**INFORMATION GIVEN**
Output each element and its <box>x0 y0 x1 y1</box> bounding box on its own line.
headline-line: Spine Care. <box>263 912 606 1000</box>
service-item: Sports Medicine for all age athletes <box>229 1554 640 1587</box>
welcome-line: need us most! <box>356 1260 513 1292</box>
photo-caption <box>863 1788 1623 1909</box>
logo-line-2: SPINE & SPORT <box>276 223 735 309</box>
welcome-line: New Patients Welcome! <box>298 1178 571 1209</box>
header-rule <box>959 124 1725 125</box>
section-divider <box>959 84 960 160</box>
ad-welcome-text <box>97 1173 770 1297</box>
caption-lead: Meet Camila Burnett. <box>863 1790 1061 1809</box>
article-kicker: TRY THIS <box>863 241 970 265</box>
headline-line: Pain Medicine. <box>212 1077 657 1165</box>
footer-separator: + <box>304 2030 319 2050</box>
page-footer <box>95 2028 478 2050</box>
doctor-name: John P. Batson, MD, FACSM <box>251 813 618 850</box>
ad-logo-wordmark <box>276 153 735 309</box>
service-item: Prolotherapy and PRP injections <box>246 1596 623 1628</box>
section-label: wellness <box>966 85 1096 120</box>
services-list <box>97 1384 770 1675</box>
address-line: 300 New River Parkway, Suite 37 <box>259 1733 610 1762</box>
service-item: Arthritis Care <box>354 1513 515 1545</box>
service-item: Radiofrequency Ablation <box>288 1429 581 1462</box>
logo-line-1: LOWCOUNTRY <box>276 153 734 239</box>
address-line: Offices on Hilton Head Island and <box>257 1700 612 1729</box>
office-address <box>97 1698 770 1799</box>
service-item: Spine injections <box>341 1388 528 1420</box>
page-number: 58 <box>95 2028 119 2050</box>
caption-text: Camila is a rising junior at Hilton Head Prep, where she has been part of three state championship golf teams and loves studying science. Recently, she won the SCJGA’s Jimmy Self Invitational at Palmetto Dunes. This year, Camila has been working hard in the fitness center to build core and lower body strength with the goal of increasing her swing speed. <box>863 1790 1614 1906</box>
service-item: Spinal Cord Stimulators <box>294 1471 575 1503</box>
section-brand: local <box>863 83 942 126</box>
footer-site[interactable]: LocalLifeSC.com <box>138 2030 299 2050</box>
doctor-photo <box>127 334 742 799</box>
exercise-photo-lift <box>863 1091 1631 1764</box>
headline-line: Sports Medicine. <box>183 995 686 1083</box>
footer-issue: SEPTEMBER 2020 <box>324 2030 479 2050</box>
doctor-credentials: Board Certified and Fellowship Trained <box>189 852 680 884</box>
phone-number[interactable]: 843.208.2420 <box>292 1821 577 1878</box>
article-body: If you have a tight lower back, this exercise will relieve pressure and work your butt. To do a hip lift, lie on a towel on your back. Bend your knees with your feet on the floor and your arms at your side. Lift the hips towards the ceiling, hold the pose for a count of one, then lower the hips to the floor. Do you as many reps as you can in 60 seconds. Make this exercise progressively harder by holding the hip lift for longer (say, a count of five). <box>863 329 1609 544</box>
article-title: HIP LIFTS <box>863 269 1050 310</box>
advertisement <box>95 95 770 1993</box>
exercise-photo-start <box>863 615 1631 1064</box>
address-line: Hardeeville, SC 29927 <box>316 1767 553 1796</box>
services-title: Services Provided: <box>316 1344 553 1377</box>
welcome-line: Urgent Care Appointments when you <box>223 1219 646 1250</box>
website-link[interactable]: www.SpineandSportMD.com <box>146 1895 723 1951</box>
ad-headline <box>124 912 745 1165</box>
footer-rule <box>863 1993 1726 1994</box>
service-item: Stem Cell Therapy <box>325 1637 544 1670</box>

**WORK ORDER**
Please reproduce the entire listing. Keep it identical.

**REPLY TO THE TASK**
Output each element and its <box>x0 y0 x1 y1</box> bounding box on its own line.
headline-line: Spine Care. <box>263 912 606 1000</box>
service-item: Sports Medicine for all age athletes <box>229 1554 640 1587</box>
welcome-line: need us most! <box>356 1260 513 1292</box>
photo-caption <box>863 1788 1623 1909</box>
logo-line-2: SPINE & SPORT <box>276 223 735 309</box>
welcome-line: New Patients Welcome! <box>298 1178 571 1209</box>
header-rule <box>959 124 1725 125</box>
section-divider <box>959 84 960 160</box>
ad-welcome-text <box>97 1173 770 1297</box>
caption-lead: Meet Camila Burnett. <box>863 1790 1061 1809</box>
article-kicker: TRY THIS <box>863 241 970 265</box>
headline-line: Pain Medicine. <box>212 1077 657 1165</box>
footer-separator: + <box>304 2030 319 2050</box>
page-footer <box>95 2028 478 2050</box>
doctor-name: John P. Batson, MD, FACSM <box>251 813 618 850</box>
ad-logo-wordmark <box>276 153 735 309</box>
service-item: Prolotherapy and PRP injections <box>246 1596 623 1628</box>
section-label: wellness <box>966 85 1096 120</box>
services-list <box>97 1384 770 1675</box>
address-line: 300 New River Parkway, Suite 37 <box>259 1733 610 1762</box>
service-item: Arthritis Care <box>354 1513 515 1545</box>
service-item: Radiofrequency Ablation <box>288 1429 581 1462</box>
logo-line-1: LOWCOUNTRY <box>276 153 734 239</box>
address-line: Offices on Hilton Head Island and <box>257 1700 612 1729</box>
office-address <box>97 1698 770 1799</box>
service-item: Spine injections <box>341 1388 528 1420</box>
page-number: 58 <box>95 2028 119 2050</box>
caption-text: Camila is a rising junior at Hilton Head Prep, where she has been part of three state championship golf teams and loves studying science. Recently, she won the SCJGA’s Jimmy Self Invitational at Palmetto Dunes. This year, Camila has been working hard in the fitness center to build core and lower body strength with the goal of increasing her swing speed. <box>863 1790 1614 1906</box>
service-item: Spinal Cord Stimulators <box>294 1471 575 1503</box>
section-brand: local <box>863 83 942 126</box>
footer-site[interactable]: LocalLifeSC.com <box>138 2030 299 2050</box>
doctor-photo <box>127 334 742 799</box>
exercise-photo-lift <box>863 1091 1631 1764</box>
headline-line: Sports Medicine. <box>183 995 686 1083</box>
footer-issue: SEPTEMBER 2020 <box>324 2030 479 2050</box>
doctor-credentials: Board Certified and Fellowship Trained <box>189 852 680 884</box>
phone-number[interactable]: 843.208.2420 <box>292 1821 577 1878</box>
article-body: If you have a tight lower back, this exercise will relieve pressure and work your butt. To do a hip lift, lie on a towel on your back. Bend your knees with your feet on the floor and your arms at your side. Lift the hips towards the ceiling, hold the pose for a count of one, then lower the hips to the floor. Do you as many reps as you can in 60 seconds. Make this exercise progressively harder by holding the hip lift for longer (say, a count of five). <box>863 329 1609 544</box>
article-title: HIP LIFTS <box>863 269 1050 310</box>
advertisement <box>95 95 770 1993</box>
exercise-photo-start <box>863 615 1631 1064</box>
address-line: Hardeeville, SC 29927 <box>316 1767 553 1796</box>
services-title: Services Provided: <box>316 1344 553 1377</box>
welcome-line: Urgent Care Appointments when you <box>223 1219 646 1250</box>
website-link[interactable]: www.SpineandSportMD.com <box>146 1895 723 1951</box>
ad-headline <box>124 912 745 1165</box>
footer-rule <box>863 1993 1726 1994</box>
service-item: Stem Cell Therapy <box>325 1637 544 1670</box>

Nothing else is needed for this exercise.